# Records for the task start

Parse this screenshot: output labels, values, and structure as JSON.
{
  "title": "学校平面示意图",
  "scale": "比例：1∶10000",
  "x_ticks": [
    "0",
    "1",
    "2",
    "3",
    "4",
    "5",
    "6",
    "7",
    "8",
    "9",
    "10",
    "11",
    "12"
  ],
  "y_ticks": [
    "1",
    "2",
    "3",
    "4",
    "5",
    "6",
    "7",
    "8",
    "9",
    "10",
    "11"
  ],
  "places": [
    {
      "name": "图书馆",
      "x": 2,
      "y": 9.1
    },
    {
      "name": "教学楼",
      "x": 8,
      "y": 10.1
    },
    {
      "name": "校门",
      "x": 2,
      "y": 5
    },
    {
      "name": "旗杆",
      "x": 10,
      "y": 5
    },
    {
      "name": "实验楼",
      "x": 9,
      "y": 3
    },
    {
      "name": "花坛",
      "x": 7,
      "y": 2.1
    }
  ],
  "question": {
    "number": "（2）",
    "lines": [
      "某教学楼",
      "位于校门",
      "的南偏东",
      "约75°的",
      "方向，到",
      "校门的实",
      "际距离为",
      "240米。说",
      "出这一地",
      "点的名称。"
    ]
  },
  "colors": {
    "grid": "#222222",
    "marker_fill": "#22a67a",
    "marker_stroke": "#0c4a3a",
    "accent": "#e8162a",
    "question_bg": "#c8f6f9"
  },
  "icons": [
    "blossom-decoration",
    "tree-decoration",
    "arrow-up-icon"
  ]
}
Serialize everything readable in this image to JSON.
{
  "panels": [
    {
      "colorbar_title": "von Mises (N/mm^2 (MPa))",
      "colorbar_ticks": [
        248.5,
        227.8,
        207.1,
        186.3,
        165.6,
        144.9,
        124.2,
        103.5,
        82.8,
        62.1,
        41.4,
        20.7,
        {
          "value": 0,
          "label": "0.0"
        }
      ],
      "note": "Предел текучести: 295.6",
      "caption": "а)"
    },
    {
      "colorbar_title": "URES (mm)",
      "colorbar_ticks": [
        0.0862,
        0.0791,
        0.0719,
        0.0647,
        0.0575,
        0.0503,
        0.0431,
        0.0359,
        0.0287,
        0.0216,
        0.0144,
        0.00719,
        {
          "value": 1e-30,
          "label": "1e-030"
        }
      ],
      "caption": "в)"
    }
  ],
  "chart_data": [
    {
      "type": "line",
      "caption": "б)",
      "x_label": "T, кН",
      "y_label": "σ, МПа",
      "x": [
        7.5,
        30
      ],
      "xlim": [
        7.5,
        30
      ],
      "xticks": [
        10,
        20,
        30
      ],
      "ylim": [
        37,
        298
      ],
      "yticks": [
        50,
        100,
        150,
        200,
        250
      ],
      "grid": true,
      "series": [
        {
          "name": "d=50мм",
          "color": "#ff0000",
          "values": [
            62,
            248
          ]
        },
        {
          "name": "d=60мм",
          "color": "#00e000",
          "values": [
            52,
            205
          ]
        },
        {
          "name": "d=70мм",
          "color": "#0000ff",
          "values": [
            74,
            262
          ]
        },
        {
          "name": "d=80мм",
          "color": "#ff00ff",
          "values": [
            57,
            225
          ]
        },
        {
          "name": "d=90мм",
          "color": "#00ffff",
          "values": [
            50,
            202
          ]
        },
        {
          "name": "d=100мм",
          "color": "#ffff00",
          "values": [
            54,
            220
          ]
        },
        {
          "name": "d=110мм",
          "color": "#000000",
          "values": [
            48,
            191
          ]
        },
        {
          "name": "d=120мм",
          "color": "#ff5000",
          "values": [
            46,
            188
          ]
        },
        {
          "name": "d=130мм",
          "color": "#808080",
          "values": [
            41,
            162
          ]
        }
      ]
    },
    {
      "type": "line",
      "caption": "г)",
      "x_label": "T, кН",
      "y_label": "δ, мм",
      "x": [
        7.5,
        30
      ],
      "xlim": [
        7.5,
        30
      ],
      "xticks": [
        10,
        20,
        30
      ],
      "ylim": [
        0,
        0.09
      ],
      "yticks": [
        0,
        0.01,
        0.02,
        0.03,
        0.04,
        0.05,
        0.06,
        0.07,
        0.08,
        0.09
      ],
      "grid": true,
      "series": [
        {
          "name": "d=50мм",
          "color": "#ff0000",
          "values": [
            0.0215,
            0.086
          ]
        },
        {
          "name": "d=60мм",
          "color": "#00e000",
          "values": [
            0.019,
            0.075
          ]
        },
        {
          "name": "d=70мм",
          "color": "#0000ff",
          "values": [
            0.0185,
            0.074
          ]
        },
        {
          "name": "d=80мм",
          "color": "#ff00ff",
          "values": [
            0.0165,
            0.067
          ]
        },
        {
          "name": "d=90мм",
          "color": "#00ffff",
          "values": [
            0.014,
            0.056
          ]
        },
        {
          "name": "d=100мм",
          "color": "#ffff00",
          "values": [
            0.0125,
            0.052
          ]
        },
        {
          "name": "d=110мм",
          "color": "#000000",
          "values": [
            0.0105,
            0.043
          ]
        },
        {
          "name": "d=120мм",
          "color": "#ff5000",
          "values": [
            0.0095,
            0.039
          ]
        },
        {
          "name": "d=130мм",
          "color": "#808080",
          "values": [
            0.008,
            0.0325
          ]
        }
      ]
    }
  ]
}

# Records for the task end

Exercise aim:
Return each entry from the material above exactly as it appears.

Task answer:
Parse this screenshot: output labels, values, and structure as JSON.
{
  "title": "学校平面示意图",
  "scale": "比例：1∶10000",
  "x_ticks": [
    "0",
    "1",
    "2",
    "3",
    "4",
    "5",
    "6",
    "7",
    "8",
    "9",
    "10",
    "11",
    "12"
  ],
  "y_ticks": [
    "1",
    "2",
    "3",
    "4",
    "5",
    "6",
    "7",
    "8",
    "9",
    "10",
    "11"
  ],
  "places": [
    {
      "name": "图书馆",
      "x": 2,
      "y": 9.1
    },
    {
      "name": "教学楼",
      "x": 8,
      "y": 10.1
    },
    {
      "name": "校门",
      "x": 2,
      "y": 5
    },
    {
      "name": "旗杆",
      "x": 10,
      "y": 5
    },
    {
      "name": "实验楼",
      "x": 9,
      "y": 3
    },
    {
      "name": "花坛",
      "x": 7,
      "y": 2.1
    }
  ],
  "question": {
    "number": "（2）",
    "lines": [
      "某教学楼",
      "位于校门",
      "的南偏东",
      "约75°的",
      "方向，到",
      "校门的实",
      "际距离为",
      "240米。说",
      "出这一地",
      "点的名称。"
    ]
  },
  "colors": {
    "grid": "#222222",
    "marker_fill": "#22a67a",
    "marker_stroke": "#0c4a3a",
    "accent": "#e8162a",
    "question_bg": "#c8f6f9"
  },
  "icons": [
    "blossom-decoration",
    "tree-decoration",
    "arrow-up-icon"
  ]
}
Serialize everything readable in this image to JSON.
{
  "panels": [
    {
      "colorbar_title": "von Mises (N/mm^2 (MPa))",
      "colorbar_ticks": [
        248.5,
        227.8,
        207.1,
        186.3,
        165.6,
        144.9,
        124.2,
        103.5,
        82.8,
        62.1,
        41.4,
        20.7,
        {
          "value": 0,
          "label": "0.0"
        }
      ],
      "note": "Предел текучести: 295.6",
      "caption": "а)"
    },
    {
      "colorbar_title": "URES (mm)",
      "colorbar_ticks": [
        0.0862,
        0.0791,
        0.0719,
        0.0647,
        0.0575,
        0.0503,
        0.0431,
        0.0359,
        0.0287,
        0.0216,
        0.0144,
        0.00719,
        {
          "value": 1e-30,
          "label": "1e-030"
        }
      ],
      "caption": "в)"
    }
  ],
  "chart_data": [
    {
      "type": "line",
      "caption": "б)",
      "x_label": "T, кН",
      "y_label": "σ, МПа",
      "x": [
        7.5,
        30
      ],
      "xlim": [
        7.5,
        30
      ],
      "xticks": [
        10,
        20,
        30
      ],
      "ylim": [
        37,
        298
      ],
      "yticks": [
        50,
        100,
        150,
        200,
        250
      ],
      "grid": true,
      "series": [
        {
          "name": "d=50мм",
          "color": "#ff0000",
          "values": [
            62,
            248
          ]
        },
        {
          "name": "d=60мм",
          "color": "#00e000",
          "values": [
            52,
            205
          ]
        },
        {
          "name": "d=70мм",
          "color": "#0000ff",
          "values": [
            74,
            262
          ]
        },
        {
          "name": "d=80мм",
          "color": "#ff00ff",
          "values": [
            57,
            225
          ]
        },
        {
          "name": "d=90мм",
          "color": "#00ffff",
          "values": [
            50,
            202
          ]
        },
        {
          "name": "d=100мм",
          "color": "#ffff00",
          "values": [
            54,
            220
          ]
        },
        {
          "name": "d=110мм",
          "color": "#000000",
          "values": [
            48,
            191
          ]
        },
        {
          "name": "d=120мм",
          "color": "#ff5000",
          "values": [
            46,
            188
          ]
        },
        {
          "name": "d=130мм",
          "color": "#808080",
          "values": [
            41,
            162
          ]
        }
      ]
    },
    {
      "type": "line",
      "caption": "г)",
      "x_label": "T, кН",
      "y_label": "δ, мм",
      "x": [
        7.5,
        30
      ],
      "xlim": [
        7.5,
        30
      ],
      "xticks": [
        10,
        20,
        30
      ],
      "ylim": [
        0,
        0.09
      ],
      "yticks": [
        0,
        0.01,
        0.02,
        0.03,
        0.04,
        0.05,
        0.06,
        0.07,
        0.08,
        0.09
      ],
      "grid": true,
      "series": [
        {
          "name": "d=50мм",
          "color": "#ff0000",
          "values": [
            0.0215,
            0.086
          ]
        },
        {
          "name": "d=60мм",
          "color": "#00e000",
          "values": [
            0.019,
            0.075
          ]
        },
        {
          "name": "d=70мм",
          "color": "#0000ff",
          "values": [
            0.0185,
            0.074
          ]
        },
        {
          "name": "d=80мм",
          "color": "#ff00ff",
          "values": [
            0.0165,
            0.067
          ]
        },
        {
          "name": "d=90мм",
          "color": "#00ffff",
          "values": [
            0.014,
            0.056
          ]
        },
        {
          "name": "d=100мм",
          "color": "#ffff00",
          "values": [
            0.0125,
            0.052
          ]
        },
        {
          "name": "d=110мм",
          "color": "#000000",
          "values": [
            0.0105,
            0.043
          ]
        },
        {
          "name": "d=120мм",
          "color": "#ff5000",
          "values": [
            0.0095,
            0.039
          ]
        },
        {
          "name": "d=130мм",
          "color": "#808080",
          "values": [
            0.008,
            0.0325
          ]
        }
      ]
    }
  ]
}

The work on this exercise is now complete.